■ **Problem**:
List all lines of the data containing the word "halvåret".

■ **Materials provided**:
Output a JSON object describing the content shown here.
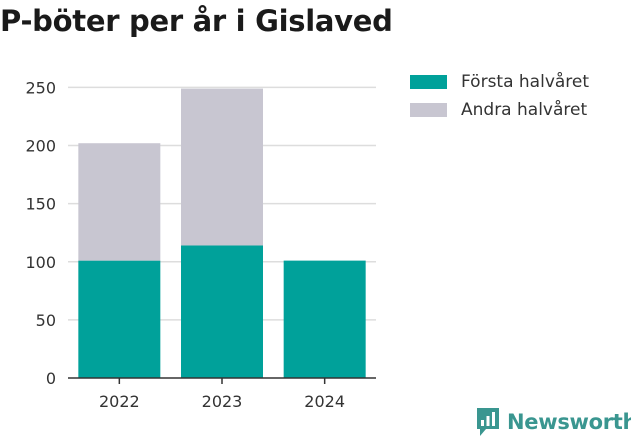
{
  "title": "P-böter per år i Gislaved",
  "brand": {
    "name": "Newsworthy",
    "icon": "newsworthy-logo-icon",
    "color": "#3a9690"
  },
  "chart_data": {
    "type": "bar",
    "stacked": true,
    "title": "P-böter per år i Gislaved",
    "categories": [
      "2022",
      "2023",
      "2024"
    ],
    "series": [
      {
        "name": "Första halvåret",
        "color": "#00a19a",
        "values": [
          101,
          114,
          101
        ]
      },
      {
        "name": "Andra halvåret",
        "color": "#c8c6d1",
        "values": [
          101,
          135,
          null
        ]
      }
    ],
    "ylim": [
      0,
      265
    ],
    "yticks": [
      0,
      50,
      100,
      150,
      200,
      250
    ],
    "grid": true,
    "legend": "top-right",
    "xlabel": "",
    "ylabel": ""
  }
}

■ **Task solution**:
        "name": "Första halvåret",
        "name": "Andra halvåret",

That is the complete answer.